» Work instructions
Copy out, word for word, the part of the forum thread running from "- Charbel-Raphaël 17" to "your thoughtful replies.".

» Text provided
○ ○ ○ ○

- Charbel-Raphaël 17 May 2025 6:53 UTC
  6 points
  0
  Parent
  biorisks is not the only risk.
  Full ARA, might not be existential, but I might be a pain in the ass once we have full adaptation and superhuman cyber/persuasion abilities.
- Andrew Dickson 17 May 2025 18:19 UTC
  3 points
  0
  Parent
  @Daniel Kokotajlo—thanks for taking the time to read this and for your thoughtful replies.
  So to make sure I understand your perspective, it sounds you believe that open models will continue to be widely available and will continue to lag about a year behind the very best frontier models for the forseeable future. But that they will simply be so underwhelming compared to the very best closed models that nothing significant on the world stage will come from it by 2030 (the year your scenario model runs to), even with (presumably) millions of developers building on open models by that point? And that you have such a high confidence in this underwhelmingness that open models are simply not worth mentioning at all. Is that all correct?

○ ○ ○ ○

» Data for review
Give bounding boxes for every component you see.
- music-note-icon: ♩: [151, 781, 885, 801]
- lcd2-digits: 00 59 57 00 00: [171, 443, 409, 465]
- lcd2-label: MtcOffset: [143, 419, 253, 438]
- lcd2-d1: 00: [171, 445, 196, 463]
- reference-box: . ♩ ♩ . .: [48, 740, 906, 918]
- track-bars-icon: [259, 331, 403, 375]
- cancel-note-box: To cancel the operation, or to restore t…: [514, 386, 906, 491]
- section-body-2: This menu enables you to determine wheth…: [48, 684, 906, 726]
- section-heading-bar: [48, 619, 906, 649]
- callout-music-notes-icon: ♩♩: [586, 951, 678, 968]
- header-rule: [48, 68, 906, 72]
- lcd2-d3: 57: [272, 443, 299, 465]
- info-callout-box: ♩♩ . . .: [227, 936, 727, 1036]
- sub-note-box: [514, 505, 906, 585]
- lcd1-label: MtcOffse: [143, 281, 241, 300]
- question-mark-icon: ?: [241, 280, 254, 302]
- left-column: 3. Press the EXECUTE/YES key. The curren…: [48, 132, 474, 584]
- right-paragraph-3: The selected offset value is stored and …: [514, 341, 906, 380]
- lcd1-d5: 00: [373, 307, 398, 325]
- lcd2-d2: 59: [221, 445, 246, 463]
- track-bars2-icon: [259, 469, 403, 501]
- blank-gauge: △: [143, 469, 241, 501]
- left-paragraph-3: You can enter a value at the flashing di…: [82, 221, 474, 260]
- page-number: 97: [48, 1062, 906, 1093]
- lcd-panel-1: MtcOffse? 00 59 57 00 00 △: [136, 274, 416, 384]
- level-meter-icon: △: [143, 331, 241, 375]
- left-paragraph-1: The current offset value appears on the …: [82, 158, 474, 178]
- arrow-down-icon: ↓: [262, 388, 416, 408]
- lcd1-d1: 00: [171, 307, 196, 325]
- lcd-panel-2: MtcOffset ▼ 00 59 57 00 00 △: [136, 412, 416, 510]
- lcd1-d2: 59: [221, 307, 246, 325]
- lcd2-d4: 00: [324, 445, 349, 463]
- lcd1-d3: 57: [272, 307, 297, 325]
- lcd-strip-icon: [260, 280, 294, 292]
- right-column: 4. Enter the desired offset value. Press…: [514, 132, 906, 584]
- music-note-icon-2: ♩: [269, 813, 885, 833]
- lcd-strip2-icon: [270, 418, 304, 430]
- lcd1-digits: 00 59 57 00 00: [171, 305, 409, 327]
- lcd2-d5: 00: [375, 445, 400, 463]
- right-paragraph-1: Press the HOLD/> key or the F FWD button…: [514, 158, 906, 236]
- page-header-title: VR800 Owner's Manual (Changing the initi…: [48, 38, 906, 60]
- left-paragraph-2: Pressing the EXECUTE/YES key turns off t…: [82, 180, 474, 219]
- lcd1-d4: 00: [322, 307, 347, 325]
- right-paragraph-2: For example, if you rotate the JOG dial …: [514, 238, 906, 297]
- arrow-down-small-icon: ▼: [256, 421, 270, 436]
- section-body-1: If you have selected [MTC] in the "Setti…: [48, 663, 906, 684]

○ ○ ○ ○

» Solution to this problem
- Charbel-Raphaël 17 May 2025 6:53 UTC
  6 points
  0
  Parent
  biorisks is not the only risk.
  Full ARA, might not be existential, but I might be a pain in the ass once we have full adaptation and superhuman cyber/persuasion abilities.
- Andrew Dickson 17 May 2025 18:19 UTC
  3 points
  0
  Parent
  @Daniel Kokotajlo—thanks for taking the time to read this and for your thoughtful replies.